* _Work to be completed_: Select lines where the word "that" appears.

* _Provided records_:

'''

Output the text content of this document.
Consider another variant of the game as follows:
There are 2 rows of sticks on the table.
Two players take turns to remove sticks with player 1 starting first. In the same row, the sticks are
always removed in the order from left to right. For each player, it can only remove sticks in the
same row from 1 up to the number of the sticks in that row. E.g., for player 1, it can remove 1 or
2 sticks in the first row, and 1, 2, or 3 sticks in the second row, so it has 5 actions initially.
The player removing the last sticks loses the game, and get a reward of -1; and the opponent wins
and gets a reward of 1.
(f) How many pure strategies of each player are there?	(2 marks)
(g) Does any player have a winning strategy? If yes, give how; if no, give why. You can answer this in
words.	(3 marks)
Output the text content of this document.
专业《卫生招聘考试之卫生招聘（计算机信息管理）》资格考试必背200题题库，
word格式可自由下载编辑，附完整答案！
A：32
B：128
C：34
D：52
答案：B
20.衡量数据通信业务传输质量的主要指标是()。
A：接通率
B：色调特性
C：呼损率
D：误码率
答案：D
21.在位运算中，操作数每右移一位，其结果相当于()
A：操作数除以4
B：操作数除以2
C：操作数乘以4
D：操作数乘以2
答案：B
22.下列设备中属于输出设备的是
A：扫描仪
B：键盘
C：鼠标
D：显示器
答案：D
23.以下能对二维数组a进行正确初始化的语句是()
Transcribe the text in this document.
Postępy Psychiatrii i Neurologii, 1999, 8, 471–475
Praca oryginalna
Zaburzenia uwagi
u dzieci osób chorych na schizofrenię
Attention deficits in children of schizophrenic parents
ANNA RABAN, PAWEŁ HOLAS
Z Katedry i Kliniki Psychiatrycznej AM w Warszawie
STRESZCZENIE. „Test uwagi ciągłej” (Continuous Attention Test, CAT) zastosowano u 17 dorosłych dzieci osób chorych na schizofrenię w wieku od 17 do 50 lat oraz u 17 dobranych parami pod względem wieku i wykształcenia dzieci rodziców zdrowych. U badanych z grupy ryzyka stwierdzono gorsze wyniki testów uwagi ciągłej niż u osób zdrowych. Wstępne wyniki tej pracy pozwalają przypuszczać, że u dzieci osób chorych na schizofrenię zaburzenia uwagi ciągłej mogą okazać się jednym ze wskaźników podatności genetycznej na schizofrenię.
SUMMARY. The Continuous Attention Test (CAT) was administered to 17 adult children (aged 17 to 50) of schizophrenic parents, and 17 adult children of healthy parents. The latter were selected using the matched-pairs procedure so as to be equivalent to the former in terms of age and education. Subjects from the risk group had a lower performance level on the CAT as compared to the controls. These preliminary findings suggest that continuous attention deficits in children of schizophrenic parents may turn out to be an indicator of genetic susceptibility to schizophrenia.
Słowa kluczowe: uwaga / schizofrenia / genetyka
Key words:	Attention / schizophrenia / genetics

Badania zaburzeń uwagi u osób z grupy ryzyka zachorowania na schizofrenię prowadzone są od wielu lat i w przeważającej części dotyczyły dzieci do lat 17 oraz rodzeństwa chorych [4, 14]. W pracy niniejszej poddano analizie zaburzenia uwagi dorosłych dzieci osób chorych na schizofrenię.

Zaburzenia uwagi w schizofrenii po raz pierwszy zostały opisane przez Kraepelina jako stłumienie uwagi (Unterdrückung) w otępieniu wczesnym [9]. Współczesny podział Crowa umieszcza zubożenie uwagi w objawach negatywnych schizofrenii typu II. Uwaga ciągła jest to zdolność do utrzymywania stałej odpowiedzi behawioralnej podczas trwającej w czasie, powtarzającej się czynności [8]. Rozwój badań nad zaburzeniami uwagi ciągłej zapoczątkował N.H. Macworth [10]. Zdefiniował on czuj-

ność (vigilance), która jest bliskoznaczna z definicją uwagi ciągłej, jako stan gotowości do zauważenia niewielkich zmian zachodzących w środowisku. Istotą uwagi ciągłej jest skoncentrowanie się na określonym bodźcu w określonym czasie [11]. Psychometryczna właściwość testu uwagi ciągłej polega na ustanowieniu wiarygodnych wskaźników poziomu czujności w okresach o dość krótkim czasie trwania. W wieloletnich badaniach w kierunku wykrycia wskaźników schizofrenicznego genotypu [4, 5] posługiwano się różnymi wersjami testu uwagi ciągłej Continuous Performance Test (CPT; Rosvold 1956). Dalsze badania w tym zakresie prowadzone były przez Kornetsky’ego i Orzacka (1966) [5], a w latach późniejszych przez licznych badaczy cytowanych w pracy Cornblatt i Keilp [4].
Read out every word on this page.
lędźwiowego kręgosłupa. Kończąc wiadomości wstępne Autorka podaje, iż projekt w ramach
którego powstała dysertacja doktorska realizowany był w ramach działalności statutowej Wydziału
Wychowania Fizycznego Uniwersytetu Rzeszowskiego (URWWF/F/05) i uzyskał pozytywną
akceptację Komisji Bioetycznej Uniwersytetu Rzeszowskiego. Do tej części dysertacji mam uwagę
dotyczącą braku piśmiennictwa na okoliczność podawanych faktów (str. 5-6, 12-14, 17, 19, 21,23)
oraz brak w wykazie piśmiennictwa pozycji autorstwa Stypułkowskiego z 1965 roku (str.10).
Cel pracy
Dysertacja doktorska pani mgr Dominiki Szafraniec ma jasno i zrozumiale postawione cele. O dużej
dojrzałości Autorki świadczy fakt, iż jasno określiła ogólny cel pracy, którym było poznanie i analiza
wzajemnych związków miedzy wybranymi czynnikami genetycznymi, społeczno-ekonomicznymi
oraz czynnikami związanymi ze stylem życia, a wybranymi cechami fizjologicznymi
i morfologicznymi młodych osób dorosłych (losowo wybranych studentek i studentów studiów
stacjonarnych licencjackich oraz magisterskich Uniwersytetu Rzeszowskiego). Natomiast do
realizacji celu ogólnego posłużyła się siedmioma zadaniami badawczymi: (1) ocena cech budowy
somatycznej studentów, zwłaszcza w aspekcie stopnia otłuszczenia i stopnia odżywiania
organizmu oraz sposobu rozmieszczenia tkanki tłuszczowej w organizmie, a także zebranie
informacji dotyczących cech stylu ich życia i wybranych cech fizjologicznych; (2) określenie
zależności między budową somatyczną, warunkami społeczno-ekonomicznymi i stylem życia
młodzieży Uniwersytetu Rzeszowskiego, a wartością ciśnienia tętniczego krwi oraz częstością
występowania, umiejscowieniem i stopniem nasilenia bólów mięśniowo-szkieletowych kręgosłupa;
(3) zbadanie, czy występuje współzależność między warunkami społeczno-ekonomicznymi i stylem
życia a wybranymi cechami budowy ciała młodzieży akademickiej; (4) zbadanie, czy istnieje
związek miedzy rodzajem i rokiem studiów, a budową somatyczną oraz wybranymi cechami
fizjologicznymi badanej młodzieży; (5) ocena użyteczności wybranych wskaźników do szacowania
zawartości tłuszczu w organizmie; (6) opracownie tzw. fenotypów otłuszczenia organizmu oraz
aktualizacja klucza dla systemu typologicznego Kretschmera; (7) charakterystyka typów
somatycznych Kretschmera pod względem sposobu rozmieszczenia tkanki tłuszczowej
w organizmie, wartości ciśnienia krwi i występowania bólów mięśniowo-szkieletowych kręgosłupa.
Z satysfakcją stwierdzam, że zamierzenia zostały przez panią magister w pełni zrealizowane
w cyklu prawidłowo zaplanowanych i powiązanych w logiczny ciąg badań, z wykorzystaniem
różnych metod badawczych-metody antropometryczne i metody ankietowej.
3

'''

* _Answer for this exercise_:
same row from 1 up to the number of the sticks in that row. E.g., for player 1, it can remove 1 or
SUMMARY. The Continuous Attention Test (CAT) was administered to 17 adult children (aged 17 to 50) of schizophrenic parents, and 17 adult children of healthy parents. The latter were selected using the matched-pairs procedure so as to be equivalent to the former in terms of age and education. Subjects from the risk group had a lower performance level on the CAT as compared to the controls. These preliminary findings suggest that continuous attention deficits in children of schizophrenic parents may turn out to be an indicator of genetic susceptibility to schizophrenia.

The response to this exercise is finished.